● AVAILABLE RECORDS
····················
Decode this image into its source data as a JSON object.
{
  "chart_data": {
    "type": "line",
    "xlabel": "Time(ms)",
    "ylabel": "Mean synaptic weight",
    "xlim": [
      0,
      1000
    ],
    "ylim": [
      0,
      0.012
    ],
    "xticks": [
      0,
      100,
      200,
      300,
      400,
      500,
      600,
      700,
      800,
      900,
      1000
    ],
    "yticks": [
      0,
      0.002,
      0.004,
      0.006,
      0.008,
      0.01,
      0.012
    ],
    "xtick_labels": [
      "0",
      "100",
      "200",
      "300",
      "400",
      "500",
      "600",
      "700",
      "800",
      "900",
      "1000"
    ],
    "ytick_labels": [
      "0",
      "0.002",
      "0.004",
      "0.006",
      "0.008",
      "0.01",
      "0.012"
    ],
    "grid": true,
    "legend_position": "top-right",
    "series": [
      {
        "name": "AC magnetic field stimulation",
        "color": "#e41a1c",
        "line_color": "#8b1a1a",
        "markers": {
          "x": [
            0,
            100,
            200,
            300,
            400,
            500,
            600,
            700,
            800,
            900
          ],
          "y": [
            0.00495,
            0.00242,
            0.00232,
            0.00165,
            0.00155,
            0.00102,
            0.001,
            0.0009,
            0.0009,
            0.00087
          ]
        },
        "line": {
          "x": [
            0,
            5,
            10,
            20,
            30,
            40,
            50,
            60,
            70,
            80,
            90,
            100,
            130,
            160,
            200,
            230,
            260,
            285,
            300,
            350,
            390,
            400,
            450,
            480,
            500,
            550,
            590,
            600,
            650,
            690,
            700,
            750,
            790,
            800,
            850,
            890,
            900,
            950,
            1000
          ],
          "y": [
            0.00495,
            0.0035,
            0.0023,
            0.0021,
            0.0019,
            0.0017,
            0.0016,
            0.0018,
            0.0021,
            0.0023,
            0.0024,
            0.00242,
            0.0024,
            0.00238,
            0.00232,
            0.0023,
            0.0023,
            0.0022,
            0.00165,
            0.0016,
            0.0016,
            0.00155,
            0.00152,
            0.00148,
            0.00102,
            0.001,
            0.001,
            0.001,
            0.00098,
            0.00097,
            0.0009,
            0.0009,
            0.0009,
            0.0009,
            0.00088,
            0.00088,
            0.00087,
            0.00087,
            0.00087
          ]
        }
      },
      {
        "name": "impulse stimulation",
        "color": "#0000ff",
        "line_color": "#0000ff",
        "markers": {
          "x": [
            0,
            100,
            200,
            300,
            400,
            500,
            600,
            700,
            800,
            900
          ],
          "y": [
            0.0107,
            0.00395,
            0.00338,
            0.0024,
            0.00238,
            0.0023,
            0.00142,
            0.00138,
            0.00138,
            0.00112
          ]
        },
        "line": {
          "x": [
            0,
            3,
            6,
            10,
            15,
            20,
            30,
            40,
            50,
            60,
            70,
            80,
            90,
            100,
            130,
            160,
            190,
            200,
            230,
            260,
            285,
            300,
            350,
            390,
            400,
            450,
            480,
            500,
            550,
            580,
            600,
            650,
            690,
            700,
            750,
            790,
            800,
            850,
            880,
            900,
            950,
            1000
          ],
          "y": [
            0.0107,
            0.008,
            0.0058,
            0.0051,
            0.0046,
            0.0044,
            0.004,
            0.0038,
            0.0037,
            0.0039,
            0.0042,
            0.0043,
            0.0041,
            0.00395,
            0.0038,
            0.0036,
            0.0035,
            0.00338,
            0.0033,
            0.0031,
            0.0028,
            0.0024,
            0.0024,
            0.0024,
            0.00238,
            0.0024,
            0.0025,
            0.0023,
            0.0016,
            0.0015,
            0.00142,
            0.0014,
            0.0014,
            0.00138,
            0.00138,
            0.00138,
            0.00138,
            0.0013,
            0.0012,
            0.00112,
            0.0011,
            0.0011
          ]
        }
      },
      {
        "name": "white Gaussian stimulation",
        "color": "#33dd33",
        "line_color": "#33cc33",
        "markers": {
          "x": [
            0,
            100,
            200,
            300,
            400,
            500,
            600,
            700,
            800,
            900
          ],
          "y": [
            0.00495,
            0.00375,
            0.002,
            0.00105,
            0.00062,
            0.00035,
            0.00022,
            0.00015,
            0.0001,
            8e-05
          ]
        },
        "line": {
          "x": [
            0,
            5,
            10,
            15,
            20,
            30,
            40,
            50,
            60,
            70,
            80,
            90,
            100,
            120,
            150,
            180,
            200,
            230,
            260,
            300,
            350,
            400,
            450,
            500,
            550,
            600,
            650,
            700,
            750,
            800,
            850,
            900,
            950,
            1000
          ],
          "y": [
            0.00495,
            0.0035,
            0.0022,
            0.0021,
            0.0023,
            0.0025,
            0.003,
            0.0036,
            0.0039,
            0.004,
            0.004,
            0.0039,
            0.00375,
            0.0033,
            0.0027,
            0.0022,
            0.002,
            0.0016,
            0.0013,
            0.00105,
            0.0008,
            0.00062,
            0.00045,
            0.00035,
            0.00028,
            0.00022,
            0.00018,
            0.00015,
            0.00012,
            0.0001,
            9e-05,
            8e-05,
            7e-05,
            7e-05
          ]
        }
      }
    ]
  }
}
····················
● SHORT PROBLEM
Repeat every line of the data, exactly and in full.

● EXERCISE SOLUTION
Decode this image into its source data as a JSON object.
{
  "chart_data": {
    "type": "line",
    "xlabel": "Time(ms)",
    "ylabel": "Mean synaptic weight",
    "xlim": [
      0,
      1000
    ],
    "ylim": [
      0,
      0.012
    ],
    "xticks": [
      0,
      100,
      200,
      300,
      400,
      500,
      600,
      700,
      800,
      900,
      1000
    ],
    "yticks": [
      0,
      0.002,
      0.004,
      0.006,
      0.008,
      0.01,
      0.012
    ],
    "xtick_labels": [
      "0",
      "100",
      "200",
      "300",
      "400",
      "500",
      "600",
      "700",
      "800",
      "900",
      "1000"
    ],
    "ytick_labels": [
      "0",
      "0.002",
      "0.004",
      "0.006",
      "0.008",
      "0.01",
      "0.012"
    ],
    "grid": true,
    "legend_position": "top-right",
    "series": [
      {
        "name": "AC magnetic field stimulation",
        "color": "#e41a1c",
        "line_color": "#8b1a1a",
        "markers": {
          "x": [
            0,
            100,
            200,
            300,
            400,
            500,
            600,
            700,
            800,
            900
          ],
          "y": [
            0.00495,
            0.00242,
            0.00232,
            0.00165,
            0.00155,
            0.00102,
            0.001,
            0.0009,
            0.0009,
            0.00087
          ]
        },
        "line": {
          "x": [
            0,
            5,
            10,
            20,
            30,
            40,
            50,
            60,
            70,
            80,
            90,
            100,
            130,
            160,
            200,
            230,
            260,
            285,
            300,
            350,
            390,
            400,
            450,
            480,
            500,
            550,
            590,
            600,
            650,
            690,
            700,
            750,
            790,
            800,
            850,
            890,
            900,
            950,
            1000
          ],
          "y": [
            0.00495,
            0.0035,
            0.0023,
            0.0021,
            0.0019,
            0.0017,
            0.0016,
            0.0018,
            0.0021,
            0.0023,
            0.0024,
            0.00242,
            0.0024,
            0.00238,
            0.00232,
            0.0023,
            0.0023,
            0.0022,
            0.00165,
            0.0016,
            0.0016,
            0.00155,
            0.00152,
            0.00148,
            0.00102,
            0.001,
            0.001,
            0.001,
            0.00098,
            0.00097,
            0.0009,
            0.0009,
            0.0009,
            0.0009,
            0.00088,
            0.00088,
            0.00087,
            0.00087,
            0.00087
          ]
        }
      },
      {
        "name": "impulse stimulation",
        "color": "#0000ff",
        "line_color": "#0000ff",
        "markers": {
          "x": [
            0,
            100,
            200,
            300,
            400,
            500,
            600,
            700,
            800,
            900
          ],
          "y": [
            0.0107,
            0.00395,
            0.00338,
            0.0024,
            0.00238,
            0.0023,
            0.00142,
            0.00138,
            0.00138,
            0.00112
          ]
        },
        "line": {
          "x": [
            0,
            3,
            6,
            10,
            15,
            20,
            30,
            40,
            50,
            60,
            70,
            80,
            90,
            100,
            130,
            160,
            190,
            200,
            230,
            260,
            285,
            300,
            350,
            390,
            400,
            450,
            480,
            500,
            550,
            580,
            600,
            650,
            690,
            700,
            750,
            790,
            800,
            850,
            880,
            900,
            950,
            1000
          ],
          "y": [
            0.0107,
            0.008,
            0.0058,
            0.0051,
            0.0046,
            0.0044,
            0.004,
            0.0038,
            0.0037,
            0.0039,
            0.0042,
            0.0043,
            0.0041,
            0.00395,
            0.0038,
            0.0036,
            0.0035,
            0.00338,
            0.0033,
            0.0031,
            0.0028,
            0.0024,
            0.0024,
            0.0024,
            0.00238,
            0.0024,
            0.0025,
            0.0023,
            0.0016,
            0.0015,
            0.00142,
            0.0014,
            0.0014,
            0.00138,
            0.00138,
            0.00138,
            0.00138,
            0.0013,
            0.0012,
            0.00112,
            0.0011,
            0.0011
          ]
        }
      },
      {
        "name": "white Gaussian stimulation",
        "color": "#33dd33",
        "line_color": "#33cc33",
        "markers": {
          "x": [
            0,
            100,
            200,
            300,
            400,
            500,
            600,
            700,
            800,
            900
          ],
          "y": [
            0.00495,
            0.00375,
            0.002,
            0.00105,
            0.00062,
            0.00035,
            0.00022,
            0.00015,
            0.0001,
            8e-05
          ]
        },
        "line": {
          "x": [
            0,
            5,
            10,
            15,
            20,
            30,
            40,
            50,
            60,
            70,
            80,
            90,
            100,
            120,
            150,
            180,
            200,
            230,
            260,
            300,
            350,
            400,
            450,
            500,
            550,
            600,
            650,
            700,
            750,
            800,
            850,
            900,
            950,
            1000
          ],
          "y": [
            0.00495,
            0.0035,
            0.0022,
            0.0021,
            0.0023,
            0.0025,
            0.003,
            0.0036,
            0.0039,
            0.004,
            0.004,
            0.0039,
            0.00375,
            0.0033,
            0.0027,
            0.0022,
            0.002,
            0.0016,
            0.0013,
            0.00105,
            0.0008,
            0.00062,
            0.00045,
            0.00035,
            0.00028,
            0.00022,
            0.00018,
            0.00015,
            0.00012,
            0.0001,
            9e-05,
            8e-05,
            7e-05,
            7e-05
          ]
        }
      }
    ]
  }
}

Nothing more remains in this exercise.